> [What is expected]: Copy the text of each item below word for word, leaving out the pictures.

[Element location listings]
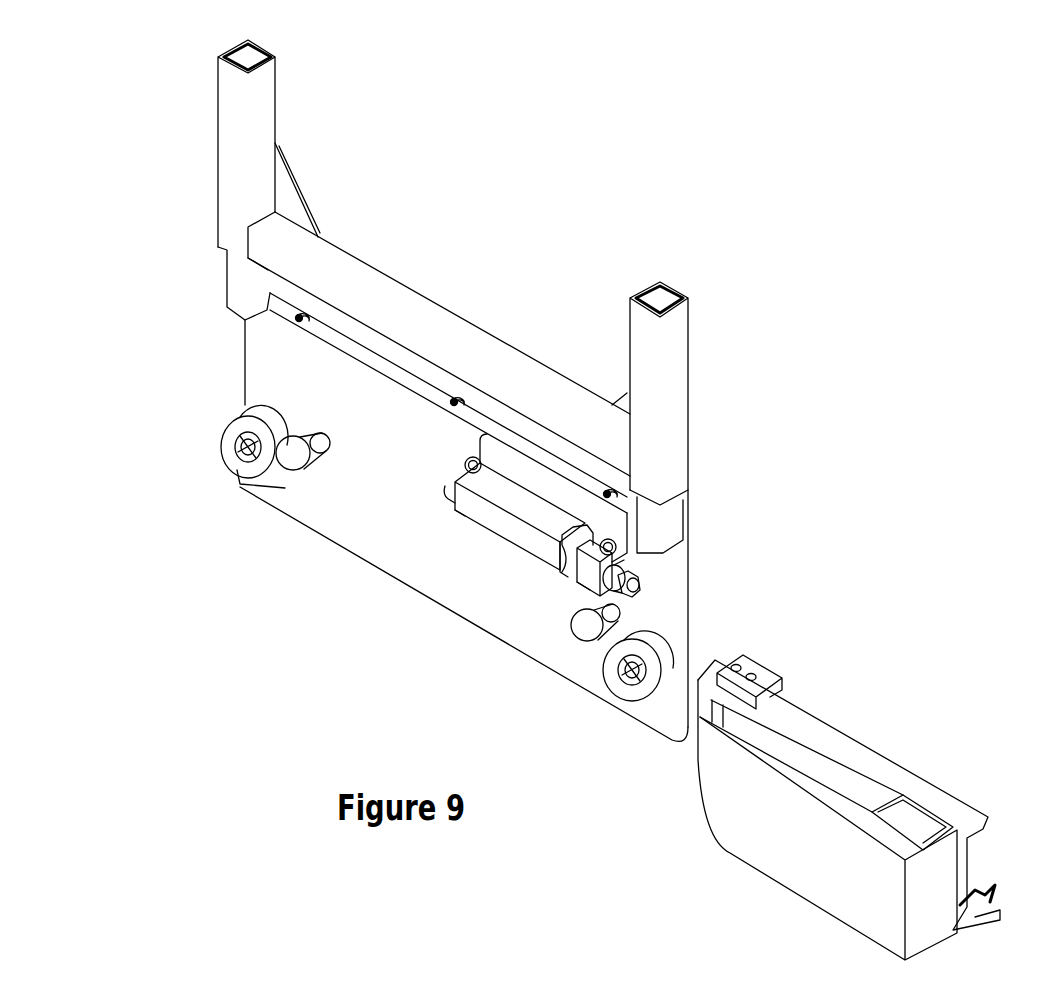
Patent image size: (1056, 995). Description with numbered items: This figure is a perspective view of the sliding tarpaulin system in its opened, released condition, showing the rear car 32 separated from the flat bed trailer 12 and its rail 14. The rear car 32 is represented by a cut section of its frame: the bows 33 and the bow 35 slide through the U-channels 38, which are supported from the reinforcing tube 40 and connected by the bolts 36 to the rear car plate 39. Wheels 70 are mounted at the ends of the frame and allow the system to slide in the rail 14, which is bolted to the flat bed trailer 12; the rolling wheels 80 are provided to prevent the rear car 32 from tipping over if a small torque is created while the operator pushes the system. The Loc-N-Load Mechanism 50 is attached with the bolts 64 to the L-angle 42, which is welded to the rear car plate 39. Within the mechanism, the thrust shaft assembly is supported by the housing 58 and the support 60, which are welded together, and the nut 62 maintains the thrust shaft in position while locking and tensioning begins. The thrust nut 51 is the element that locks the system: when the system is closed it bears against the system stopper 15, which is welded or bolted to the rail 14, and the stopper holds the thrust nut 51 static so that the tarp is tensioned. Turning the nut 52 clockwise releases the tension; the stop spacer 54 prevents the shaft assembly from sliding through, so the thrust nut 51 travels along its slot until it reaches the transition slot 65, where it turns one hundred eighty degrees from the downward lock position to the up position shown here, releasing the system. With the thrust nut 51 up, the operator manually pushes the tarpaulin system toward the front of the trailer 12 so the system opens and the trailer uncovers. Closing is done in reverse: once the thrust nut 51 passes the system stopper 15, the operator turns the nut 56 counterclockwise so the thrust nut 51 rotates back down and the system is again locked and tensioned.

The flat bed trailer 12 is at (932, 883).
The rail 14 is at (957, 807).
The system stopper 15 is at (762, 675).
The rear car 32 is at (494, 276).
The bow 33 is at (232, 131).
The bow 35 is at (390, 295).
The bolt 36 is at (300, 318).
The U-channel 38 is at (235, 296).
The rear car plate 39 is at (263, 345).
The reinforcing tube 40 is at (272, 282).
The L-angle 42 is at (500, 465).
The Loc-N-Load Mechanism 50 is at (458, 533).
The thrust nut 51 is at (593, 577).
The nut 52 is at (620, 588).
The stop spacer 54 is at (613, 567).
The nut 56 is at (637, 588).
The housing 58 is at (470, 527).
The support 60 is at (587, 587).
The nut 62 is at (450, 492).
The bolt 64 is at (473, 465).
The transition slot 65 is at (556, 582).
The wheel 70 is at (263, 477).
The rolling wheel 80 is at (293, 463).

> [Solution]:
Patent image size: (1056, 995). Description with numbered items: This figure is a perspective view of the sliding tarpaulin system in its opened, released condition, showing the rear car 32 separated from the flat bed trailer 12 and its rail 14. The rear car 32 is represented by a cut section of its frame: the bows 33 and the bow 35 slide through the U-channels 38, which are supported from the reinforcing tube 40 and connected by the bolts 36 to the rear car plate 39. Wheels 70 are mounted at the ends of the frame and allow the system to slide in the rail 14, which is bolted to the flat bed trailer 12; the rolling wheels 80 are provided to prevent the rear car 32 from tipping over if a small torque is created while the operator pushes the system. The Loc-N-Load Mechanism 50 is attached with the bolts 64 to the L-angle 42, which is welded to the rear car plate 39. Within the mechanism, the thrust shaft assembly is supported by the housing 58 and the support 60, which are welded together, and the nut 62 maintains the thrust shaft in position while locking and tensioning begins. The thrust nut 51 is the element that locks the system: when the system is closed it bears against the system stopper 15, which is welded or bolted to the rail 14, and the stopper holds the thrust nut 51 static so that the tarp is tensioned. Turning the nut 52 clockwise releases the tension; the stop spacer 54 prevents the shaft assembly from sliding through, so the thrust nut 51 travels along its slot until it reaches the transition slot 65, where it turns one hundred eighty degrees from the downward lock position to the up position shown here, releasing the system. With the thrust nut 51 up, the operator manually pushes the tarpaulin system toward the front of the trailer 12 so the system opens and the trailer uncovers. Closing is done in reverse: once the thrust nut 51 passes the system stopper 15, the operator turns the nut 56 counterclockwise so the thrust nut 51 rotates back down and the system is again locked and tensioned.

The flat bed trailer 12 is at (932, 883).
The rail 14 is at (957, 807).
The system stopper 15 is at (762, 675).
The rear car 32 is at (494, 276).
The bow 33 is at (232, 131).
The bow 35 is at (390, 295).
The bolt 36 is at (300, 318).
The U-channel 38 is at (235, 296).
The rear car plate 39 is at (263, 345).
The reinforcing tube 40 is at (272, 282).
The L-angle 42 is at (500, 465).
The Loc-N-Load Mechanism 50 is at (458, 533).
The thrust nut 51 is at (593, 577).
The nut 52 is at (620, 588).
The stop spacer 54 is at (613, 567).
The nut 56 is at (637, 588).
The housing 58 is at (470, 527).
The support 60 is at (587, 587).
The nut 62 is at (450, 492).
The bolt 64 is at (473, 465).
The transition slot 65 is at (556, 582).
The wheel 70 is at (263, 477).
The rolling wheel 80 is at (293, 463).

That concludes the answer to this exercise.